Exercise objective: Wherever a line holds the string "text", copy that line.

(Lines of data)
START
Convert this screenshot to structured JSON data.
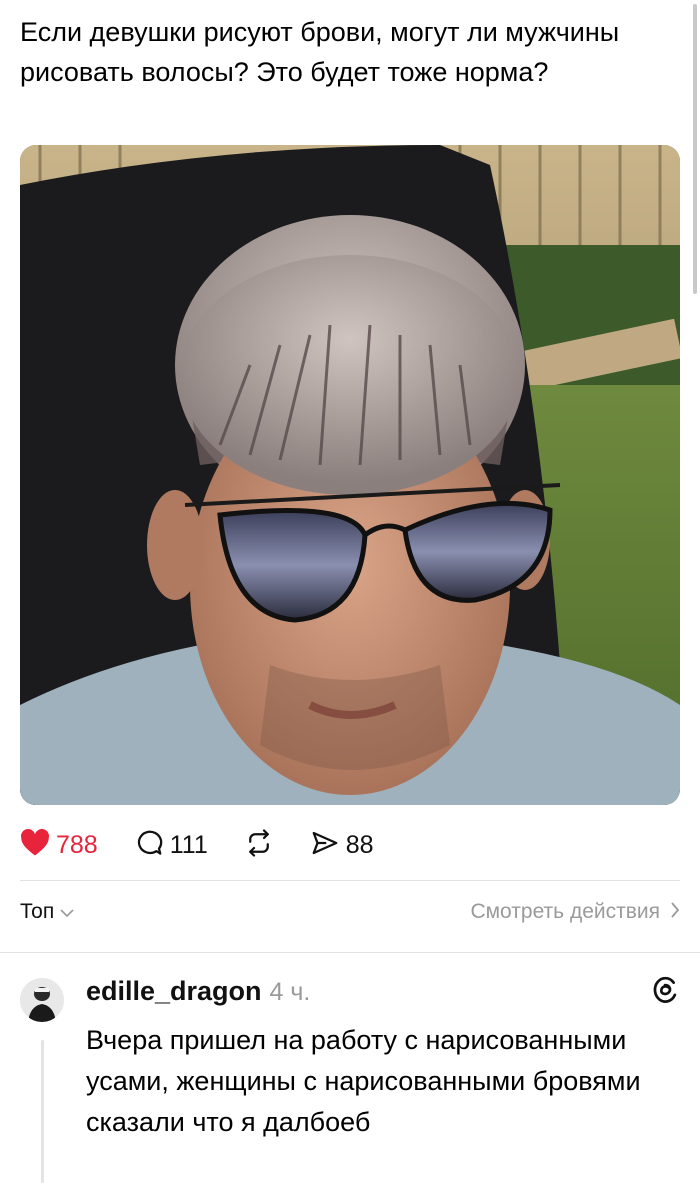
{
  "post": {
    "text": "Если девушки рисуют брови, могут ли мужчины рисовать волосы? Это будет тоже норма?"
  },
  "actions": {
    "likes": "788",
    "comments": "111",
    "shares": "88",
    "like_color": "#e8243c"
  },
  "sort": {
    "label": "Топ"
  },
  "activity_link": {
    "label": "Смотреть действия"
  },
  "comment": {
    "username": "edille_dragon",
    "time": "4 ч.",
    "text": "Вчера пришел на работу с нарисованными усами, женщины с нарисованными бровями сказали что я далбоеб"
  },
  "icons": {
    "like": "heart-icon",
    "comment": "speech-bubble-icon",
    "repost": "repost-icon",
    "share": "send-icon",
    "sort_chevron": "chevron-down-icon",
    "activity_chevron": "chevron-right-icon",
    "threads": "threads-logo-icon"
  }
}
END
Result for this task:
    "text": "Если девушки рисуют брови, могут ли мужчины рисовать волосы? Это будет тоже норма?"
    "text": "Вчера пришел на работу с нарисованными усами, женщины с нарисованными бровями сказали что я далбоеб"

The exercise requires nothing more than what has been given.